Give the number of lines that hold the string "Emergencias". Nothing else is needed.

Source data:

※

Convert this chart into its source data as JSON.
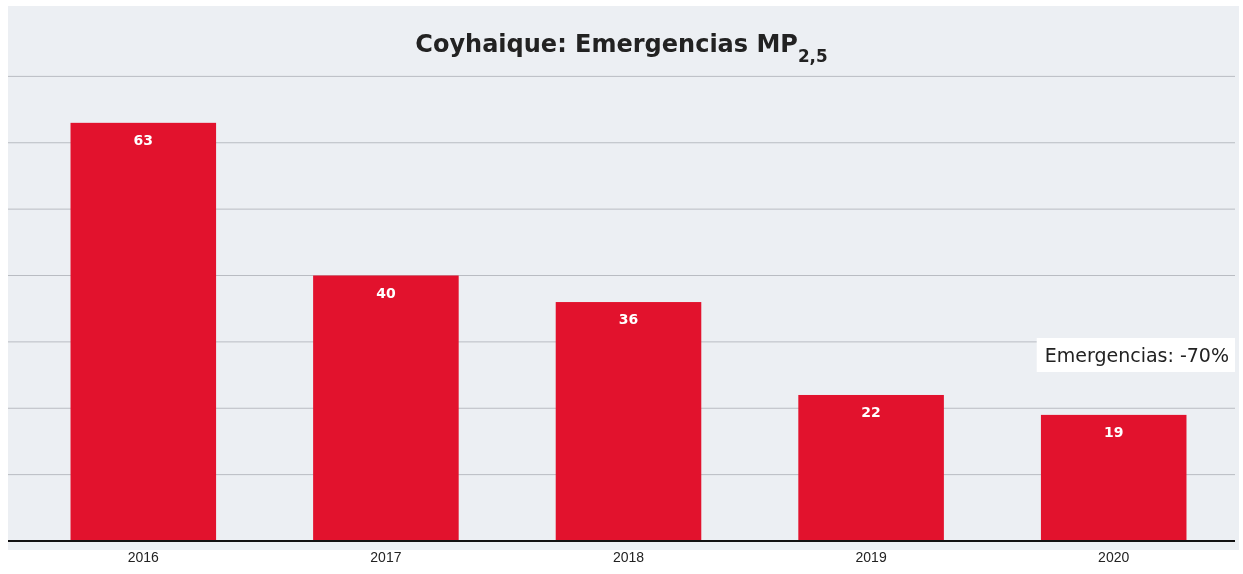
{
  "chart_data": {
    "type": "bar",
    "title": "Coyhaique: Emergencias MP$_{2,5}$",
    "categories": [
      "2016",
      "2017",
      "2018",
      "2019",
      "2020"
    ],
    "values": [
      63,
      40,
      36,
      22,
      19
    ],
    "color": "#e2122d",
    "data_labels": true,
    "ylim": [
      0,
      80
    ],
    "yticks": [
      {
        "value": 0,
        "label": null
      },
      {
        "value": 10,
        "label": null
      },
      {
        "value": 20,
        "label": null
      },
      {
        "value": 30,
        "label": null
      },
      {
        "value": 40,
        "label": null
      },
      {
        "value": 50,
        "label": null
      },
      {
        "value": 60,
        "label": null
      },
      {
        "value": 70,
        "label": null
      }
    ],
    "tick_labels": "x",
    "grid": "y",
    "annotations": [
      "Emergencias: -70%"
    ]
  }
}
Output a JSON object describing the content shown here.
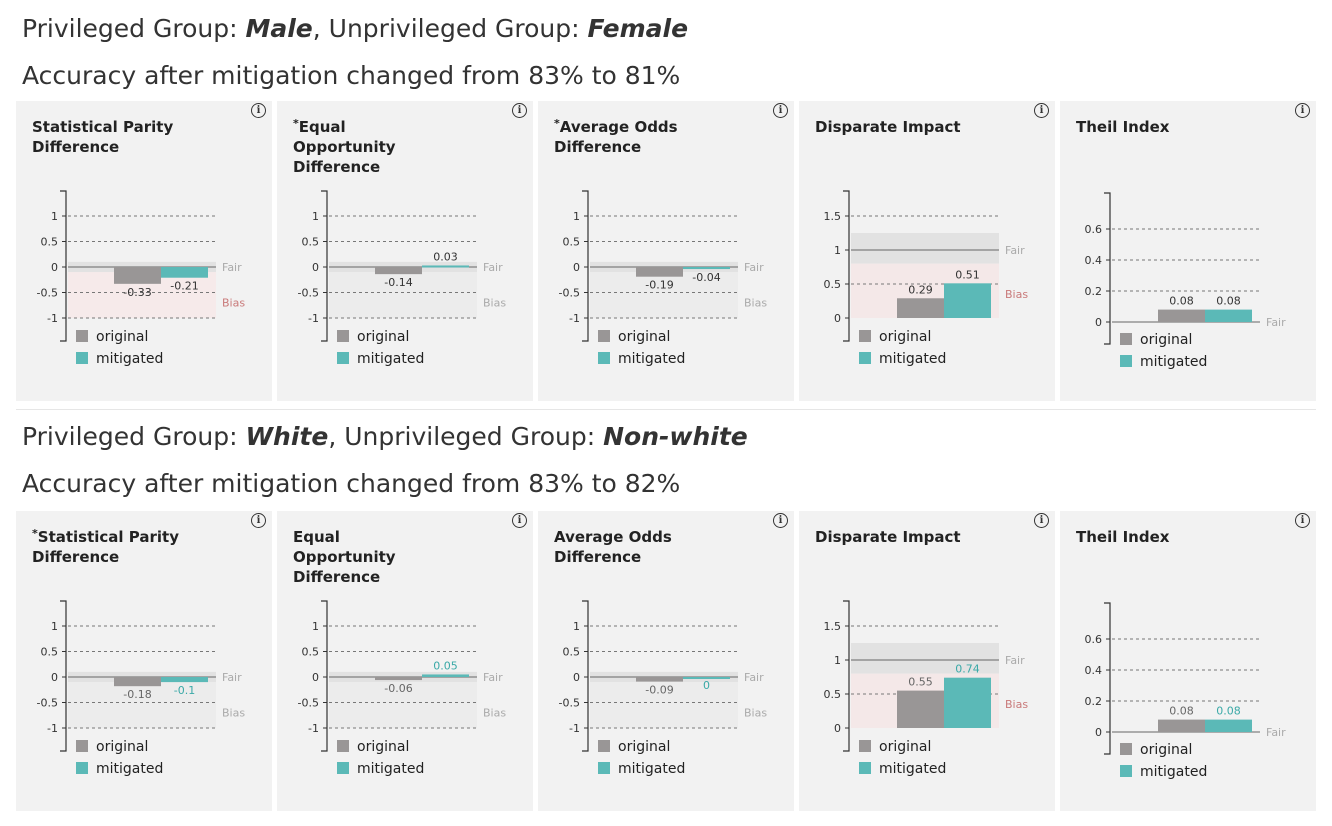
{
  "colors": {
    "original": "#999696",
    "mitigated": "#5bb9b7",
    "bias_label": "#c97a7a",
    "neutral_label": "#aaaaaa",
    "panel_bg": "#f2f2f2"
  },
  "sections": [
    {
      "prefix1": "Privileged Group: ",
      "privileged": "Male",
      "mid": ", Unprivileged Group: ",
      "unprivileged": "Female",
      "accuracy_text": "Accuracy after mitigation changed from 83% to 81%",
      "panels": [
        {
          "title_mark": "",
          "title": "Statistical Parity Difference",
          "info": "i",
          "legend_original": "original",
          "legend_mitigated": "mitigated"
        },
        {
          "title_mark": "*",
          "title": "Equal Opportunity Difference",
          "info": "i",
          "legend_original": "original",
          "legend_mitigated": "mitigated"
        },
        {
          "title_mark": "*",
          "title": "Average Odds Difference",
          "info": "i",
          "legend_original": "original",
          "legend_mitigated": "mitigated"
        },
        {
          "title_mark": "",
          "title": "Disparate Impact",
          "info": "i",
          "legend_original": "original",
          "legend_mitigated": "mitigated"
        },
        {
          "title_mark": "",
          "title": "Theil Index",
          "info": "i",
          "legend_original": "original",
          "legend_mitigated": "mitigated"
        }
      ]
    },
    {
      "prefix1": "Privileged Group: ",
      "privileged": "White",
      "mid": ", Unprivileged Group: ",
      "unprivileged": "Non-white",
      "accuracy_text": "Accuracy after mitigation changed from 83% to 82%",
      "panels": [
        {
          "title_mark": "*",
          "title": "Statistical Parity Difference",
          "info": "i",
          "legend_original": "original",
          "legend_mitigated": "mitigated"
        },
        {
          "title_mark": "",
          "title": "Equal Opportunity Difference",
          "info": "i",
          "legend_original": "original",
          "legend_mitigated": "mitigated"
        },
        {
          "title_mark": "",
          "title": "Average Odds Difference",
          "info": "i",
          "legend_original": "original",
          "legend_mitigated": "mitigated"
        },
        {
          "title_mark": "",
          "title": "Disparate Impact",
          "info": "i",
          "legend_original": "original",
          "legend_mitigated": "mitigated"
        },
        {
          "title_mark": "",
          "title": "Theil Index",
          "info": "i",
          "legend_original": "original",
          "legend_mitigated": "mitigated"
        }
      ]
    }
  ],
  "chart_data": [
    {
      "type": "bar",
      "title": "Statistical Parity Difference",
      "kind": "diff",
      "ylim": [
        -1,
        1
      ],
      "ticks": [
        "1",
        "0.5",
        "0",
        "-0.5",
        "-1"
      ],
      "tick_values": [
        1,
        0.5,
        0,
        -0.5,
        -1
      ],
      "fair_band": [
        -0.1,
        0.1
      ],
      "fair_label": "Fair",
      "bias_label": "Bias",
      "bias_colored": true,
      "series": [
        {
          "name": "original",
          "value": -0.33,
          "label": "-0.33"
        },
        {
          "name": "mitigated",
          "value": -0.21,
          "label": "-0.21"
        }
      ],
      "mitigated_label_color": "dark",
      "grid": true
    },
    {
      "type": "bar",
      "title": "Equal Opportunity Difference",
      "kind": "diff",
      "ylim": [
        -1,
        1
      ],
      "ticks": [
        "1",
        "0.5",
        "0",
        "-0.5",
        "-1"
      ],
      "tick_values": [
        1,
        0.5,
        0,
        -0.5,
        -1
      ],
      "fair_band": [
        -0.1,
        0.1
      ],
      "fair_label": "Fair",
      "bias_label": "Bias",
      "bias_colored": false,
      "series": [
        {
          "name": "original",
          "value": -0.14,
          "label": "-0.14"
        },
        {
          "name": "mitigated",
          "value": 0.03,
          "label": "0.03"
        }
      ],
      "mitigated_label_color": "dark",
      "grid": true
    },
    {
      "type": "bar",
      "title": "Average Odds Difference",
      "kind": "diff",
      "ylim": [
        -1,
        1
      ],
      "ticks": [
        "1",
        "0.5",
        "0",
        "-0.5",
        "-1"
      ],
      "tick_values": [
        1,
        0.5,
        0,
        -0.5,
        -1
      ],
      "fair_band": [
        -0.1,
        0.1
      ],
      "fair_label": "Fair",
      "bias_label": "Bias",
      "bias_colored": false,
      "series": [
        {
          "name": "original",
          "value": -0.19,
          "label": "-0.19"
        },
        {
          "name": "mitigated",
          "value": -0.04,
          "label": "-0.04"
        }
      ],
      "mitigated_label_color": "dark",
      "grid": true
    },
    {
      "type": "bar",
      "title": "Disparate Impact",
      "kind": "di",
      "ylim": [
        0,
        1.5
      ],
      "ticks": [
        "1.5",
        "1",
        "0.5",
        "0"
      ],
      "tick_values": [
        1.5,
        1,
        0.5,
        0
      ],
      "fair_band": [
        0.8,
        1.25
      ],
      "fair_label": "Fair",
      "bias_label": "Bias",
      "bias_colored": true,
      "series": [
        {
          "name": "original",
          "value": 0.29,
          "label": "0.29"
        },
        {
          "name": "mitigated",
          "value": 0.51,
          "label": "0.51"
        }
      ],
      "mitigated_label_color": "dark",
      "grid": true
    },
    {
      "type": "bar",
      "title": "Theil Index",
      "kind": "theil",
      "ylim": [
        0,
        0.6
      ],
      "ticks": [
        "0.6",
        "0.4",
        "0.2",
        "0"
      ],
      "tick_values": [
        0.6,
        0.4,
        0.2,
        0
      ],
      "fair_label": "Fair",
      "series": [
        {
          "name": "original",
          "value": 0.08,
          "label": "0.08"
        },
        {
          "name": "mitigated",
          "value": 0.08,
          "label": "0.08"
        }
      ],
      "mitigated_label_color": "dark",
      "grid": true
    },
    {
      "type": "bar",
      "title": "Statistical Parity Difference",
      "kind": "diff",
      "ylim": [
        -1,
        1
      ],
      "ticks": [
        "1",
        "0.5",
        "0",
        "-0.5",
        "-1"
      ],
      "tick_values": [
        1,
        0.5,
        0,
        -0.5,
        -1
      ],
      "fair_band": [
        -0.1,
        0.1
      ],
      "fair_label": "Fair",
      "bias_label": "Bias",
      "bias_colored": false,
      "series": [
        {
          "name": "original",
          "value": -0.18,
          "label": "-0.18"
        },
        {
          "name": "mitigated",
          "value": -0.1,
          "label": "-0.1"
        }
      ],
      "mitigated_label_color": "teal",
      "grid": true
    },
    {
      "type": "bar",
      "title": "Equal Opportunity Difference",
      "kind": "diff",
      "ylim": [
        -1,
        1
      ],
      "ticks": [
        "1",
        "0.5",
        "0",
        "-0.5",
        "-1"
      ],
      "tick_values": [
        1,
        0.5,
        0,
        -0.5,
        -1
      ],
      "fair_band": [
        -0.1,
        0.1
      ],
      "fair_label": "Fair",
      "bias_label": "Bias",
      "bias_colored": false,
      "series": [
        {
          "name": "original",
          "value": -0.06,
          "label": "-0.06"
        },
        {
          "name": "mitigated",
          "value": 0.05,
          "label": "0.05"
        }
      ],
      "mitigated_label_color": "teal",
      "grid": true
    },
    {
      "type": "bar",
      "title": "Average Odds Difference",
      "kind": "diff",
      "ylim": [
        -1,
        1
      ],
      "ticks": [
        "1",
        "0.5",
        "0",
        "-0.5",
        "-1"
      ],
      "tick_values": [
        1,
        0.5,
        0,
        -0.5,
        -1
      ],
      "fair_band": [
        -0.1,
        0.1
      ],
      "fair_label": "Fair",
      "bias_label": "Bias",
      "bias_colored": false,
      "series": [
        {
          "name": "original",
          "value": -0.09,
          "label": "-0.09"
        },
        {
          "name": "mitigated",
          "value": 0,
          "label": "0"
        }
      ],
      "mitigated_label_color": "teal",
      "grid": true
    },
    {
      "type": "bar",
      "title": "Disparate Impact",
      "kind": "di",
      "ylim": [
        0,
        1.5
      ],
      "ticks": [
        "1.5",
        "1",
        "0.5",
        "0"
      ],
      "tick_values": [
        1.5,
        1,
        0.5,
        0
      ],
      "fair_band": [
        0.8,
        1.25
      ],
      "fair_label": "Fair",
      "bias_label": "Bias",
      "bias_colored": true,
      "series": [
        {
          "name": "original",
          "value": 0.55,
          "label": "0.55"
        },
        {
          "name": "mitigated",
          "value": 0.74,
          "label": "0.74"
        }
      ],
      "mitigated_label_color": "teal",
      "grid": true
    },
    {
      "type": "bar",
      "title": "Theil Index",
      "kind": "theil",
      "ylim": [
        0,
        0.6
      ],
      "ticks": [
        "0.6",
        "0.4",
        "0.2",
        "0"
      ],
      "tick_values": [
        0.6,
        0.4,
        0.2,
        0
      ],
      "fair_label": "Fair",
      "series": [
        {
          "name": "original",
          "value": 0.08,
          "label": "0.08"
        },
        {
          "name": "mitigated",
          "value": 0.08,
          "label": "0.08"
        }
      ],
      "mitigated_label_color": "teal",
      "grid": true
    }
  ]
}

※

Response to the task:
2